→ **Objective**:
Would you copy out the whole listing exactly as given?

+---+

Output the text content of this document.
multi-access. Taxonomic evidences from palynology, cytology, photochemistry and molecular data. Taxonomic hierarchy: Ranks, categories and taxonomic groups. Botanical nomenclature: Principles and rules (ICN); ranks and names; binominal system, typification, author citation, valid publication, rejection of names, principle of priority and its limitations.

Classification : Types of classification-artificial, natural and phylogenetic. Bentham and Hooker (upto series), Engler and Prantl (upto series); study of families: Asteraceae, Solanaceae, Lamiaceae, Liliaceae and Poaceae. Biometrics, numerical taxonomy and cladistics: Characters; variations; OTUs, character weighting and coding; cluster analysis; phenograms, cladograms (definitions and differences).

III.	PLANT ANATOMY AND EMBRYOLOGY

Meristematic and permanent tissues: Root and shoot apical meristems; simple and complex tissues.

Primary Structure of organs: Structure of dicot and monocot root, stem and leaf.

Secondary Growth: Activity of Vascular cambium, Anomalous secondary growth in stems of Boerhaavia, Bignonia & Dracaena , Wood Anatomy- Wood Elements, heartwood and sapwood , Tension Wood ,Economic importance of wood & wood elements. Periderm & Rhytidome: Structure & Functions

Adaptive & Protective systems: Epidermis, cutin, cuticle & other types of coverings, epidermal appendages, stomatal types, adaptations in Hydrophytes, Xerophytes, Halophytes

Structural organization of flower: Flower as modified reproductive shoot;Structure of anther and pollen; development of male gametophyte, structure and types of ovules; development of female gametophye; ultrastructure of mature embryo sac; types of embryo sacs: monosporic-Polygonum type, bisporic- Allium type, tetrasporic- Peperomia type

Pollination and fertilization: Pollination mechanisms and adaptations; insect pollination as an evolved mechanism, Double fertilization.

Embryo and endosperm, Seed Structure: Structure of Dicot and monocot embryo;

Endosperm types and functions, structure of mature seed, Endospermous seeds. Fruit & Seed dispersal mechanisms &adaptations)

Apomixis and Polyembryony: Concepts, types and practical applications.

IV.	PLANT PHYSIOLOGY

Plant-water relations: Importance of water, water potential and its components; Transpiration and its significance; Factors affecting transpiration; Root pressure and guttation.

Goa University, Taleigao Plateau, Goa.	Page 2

+---+

→ **Task response**:
Output the text content of this document.
multi-access. Taxonomic evidences from palynology, cytology, photochemistry and molecular data. Taxonomic hierarchy: Ranks, categories and taxonomic groups. Botanical nomenclature: Principles and rules (ICN); ranks and names; binominal system, typification, author citation, valid publication, rejection of names, principle of priority and its limitations.

Classification : Types of classification-artificial, natural and phylogenetic. Bentham and Hooker (upto series), Engler and Prantl (upto series); study of families: Asteraceae, Solanaceae, Lamiaceae, Liliaceae and Poaceae. Biometrics, numerical taxonomy and cladistics: Characters; variations; OTUs, character weighting and coding; cluster analysis; phenograms, cladograms (definitions and differences).

III.	PLANT ANATOMY AND EMBRYOLOGY

Meristematic and permanent tissues: Root and shoot apical meristems; simple and complex tissues.

Primary Structure of organs: Structure of dicot and monocot root, stem and leaf.

Secondary Growth: Activity of Vascular cambium, Anomalous secondary growth in stems of Boerhaavia, Bignonia & Dracaena , Wood Anatomy- Wood Elements, heartwood and sapwood , Tension Wood ,Economic importance of wood & wood elements. Periderm & Rhytidome: Structure & Functions

Adaptive & Protective systems: Epidermis, cutin, cuticle & other types of coverings, epidermal appendages, stomatal types, adaptations in Hydrophytes, Xerophytes, Halophytes

Structural organization of flower: Flower as modified reproductive shoot;Structure of anther and pollen; development of male gametophyte, structure and types of ovules; development of female gametophye; ultrastructure of mature embryo sac; types of embryo sacs: monosporic-Polygonum type, bisporic- Allium type, tetrasporic- Peperomia type

Pollination and fertilization: Pollination mechanisms and adaptations; insect pollination as an evolved mechanism, Double fertilization.

Embryo and endosperm, Seed Structure: Structure of Dicot and monocot embryo;

Endosperm types and functions, structure of mature seed, Endospermous seeds. Fruit & Seed dispersal mechanisms &adaptations)

Apomixis and Polyembryony: Concepts, types and practical applications.

IV.	PLANT PHYSIOLOGY

Plant-water relations: Importance of water, water potential and its components; Transpiration and its significance; Factors affecting transpiration; Root pressure and guttation.

Goa University, Taleigao Plateau, Goa.	Page 2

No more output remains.